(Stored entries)
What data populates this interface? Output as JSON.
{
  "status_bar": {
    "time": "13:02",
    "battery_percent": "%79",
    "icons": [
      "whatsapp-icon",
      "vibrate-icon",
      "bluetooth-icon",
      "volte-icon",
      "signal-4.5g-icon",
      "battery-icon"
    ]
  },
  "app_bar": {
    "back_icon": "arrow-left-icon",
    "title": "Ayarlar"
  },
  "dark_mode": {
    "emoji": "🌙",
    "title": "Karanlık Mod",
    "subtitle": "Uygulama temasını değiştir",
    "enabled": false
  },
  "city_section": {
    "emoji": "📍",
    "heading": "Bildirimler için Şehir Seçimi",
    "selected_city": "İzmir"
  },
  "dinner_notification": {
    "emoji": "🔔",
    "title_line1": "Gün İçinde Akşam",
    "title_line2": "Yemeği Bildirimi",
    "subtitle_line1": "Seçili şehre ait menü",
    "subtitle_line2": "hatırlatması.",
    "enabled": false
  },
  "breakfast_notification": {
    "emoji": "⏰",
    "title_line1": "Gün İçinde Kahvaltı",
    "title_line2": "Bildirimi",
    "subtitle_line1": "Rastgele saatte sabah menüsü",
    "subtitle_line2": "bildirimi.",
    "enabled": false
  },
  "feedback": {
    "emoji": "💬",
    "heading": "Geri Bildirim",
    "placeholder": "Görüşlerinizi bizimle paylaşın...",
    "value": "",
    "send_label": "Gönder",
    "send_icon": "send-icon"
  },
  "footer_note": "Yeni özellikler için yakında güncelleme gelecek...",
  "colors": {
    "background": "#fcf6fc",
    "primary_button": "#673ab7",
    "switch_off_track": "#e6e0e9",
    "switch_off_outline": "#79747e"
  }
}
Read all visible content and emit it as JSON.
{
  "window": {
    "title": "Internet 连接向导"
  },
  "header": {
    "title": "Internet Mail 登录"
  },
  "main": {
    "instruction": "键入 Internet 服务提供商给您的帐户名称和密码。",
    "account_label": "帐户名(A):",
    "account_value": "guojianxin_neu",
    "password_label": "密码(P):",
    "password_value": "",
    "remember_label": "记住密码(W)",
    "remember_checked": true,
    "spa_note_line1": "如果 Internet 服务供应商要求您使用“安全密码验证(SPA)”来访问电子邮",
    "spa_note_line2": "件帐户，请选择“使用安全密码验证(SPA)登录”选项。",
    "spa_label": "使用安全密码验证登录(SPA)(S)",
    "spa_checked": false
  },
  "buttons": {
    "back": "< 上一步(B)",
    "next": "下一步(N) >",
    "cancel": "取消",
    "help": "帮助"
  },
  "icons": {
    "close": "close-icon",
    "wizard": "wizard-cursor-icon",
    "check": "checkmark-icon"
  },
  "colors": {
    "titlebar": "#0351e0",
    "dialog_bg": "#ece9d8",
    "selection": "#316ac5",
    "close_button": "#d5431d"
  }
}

#### What you have to do:
Return all of the data word for word.

#### Solved exercise:
What data populates this interface? Output as JSON.
{
  "status_bar": {
    "time": "13:02",
    "battery_percent": "%79",
    "icons": [
      "whatsapp-icon",
      "vibrate-icon",
      "bluetooth-icon",
      "volte-icon",
      "signal-4.5g-icon",
      "battery-icon"
    ]
  },
  "app_bar": {
    "back_icon": "arrow-left-icon",
    "title": "Ayarlar"
  },
  "dark_mode": {
    "emoji": "🌙",
    "title": "Karanlık Mod",
    "subtitle": "Uygulama temasını değiştir",
    "enabled": false
  },
  "city_section": {
    "emoji": "📍",
    "heading": "Bildirimler için Şehir Seçimi",
    "selected_city": "İzmir"
  },
  "dinner_notification": {
    "emoji": "🔔",
    "title_line1": "Gün İçinde Akşam",
    "title_line2": "Yemeği Bildirimi",
    "subtitle_line1": "Seçili şehre ait menü",
    "subtitle_line2": "hatırlatması.",
    "enabled": false
  },
  "breakfast_notification": {
    "emoji": "⏰",
    "title_line1": "Gün İçinde Kahvaltı",
    "title_line2": "Bildirimi",
    "subtitle_line1": "Rastgele saatte sabah menüsü",
    "subtitle_line2": "bildirimi.",
    "enabled": false
  },
  "feedback": {
    "emoji": "💬",
    "heading": "Geri Bildirim",
    "placeholder": "Görüşlerinizi bizimle paylaşın...",
    "value": "",
    "send_label": "Gönder",
    "send_icon": "send-icon"
  },
  "footer_note": "Yeni özellikler için yakında güncelleme gelecek...",
  "colors": {
    "background": "#fcf6fc",
    "primary_button": "#673ab7",
    "switch_off_track": "#e6e0e9",
    "switch_off_outline": "#79747e"
  }
}
Read all visible content and emit it as JSON.
{
  "window": {
    "title": "Internet 连接向导"
  },
  "header": {
    "title": "Internet Mail 登录"
  },
  "main": {
    "instruction": "键入 Internet 服务提供商给您的帐户名称和密码。",
    "account_label": "帐户名(A):",
    "account_value": "guojianxin_neu",
    "password_label": "密码(P):",
    "password_value": "",
    "remember_label": "记住密码(W)",
    "remember_checked": true,
    "spa_note_line1": "如果 Internet 服务供应商要求您使用“安全密码验证(SPA)”来访问电子邮",
    "spa_note_line2": "件帐户，请选择“使用安全密码验证(SPA)登录”选项。",
    "spa_label": "使用安全密码验证登录(SPA)(S)",
    "spa_checked": false
  },
  "buttons": {
    "back": "< 上一步(B)",
    "next": "下一步(N) >",
    "cancel": "取消",
    "help": "帮助"
  },
  "icons": {
    "close": "close-icon",
    "wizard": "wizard-cursor-icon",
    "check": "checkmark-icon"
  },
  "colors": {
    "titlebar": "#0351e0",
    "dialog_bg": "#ece9d8",
    "selection": "#316ac5",
    "close_button": "#d5431d"
  }
}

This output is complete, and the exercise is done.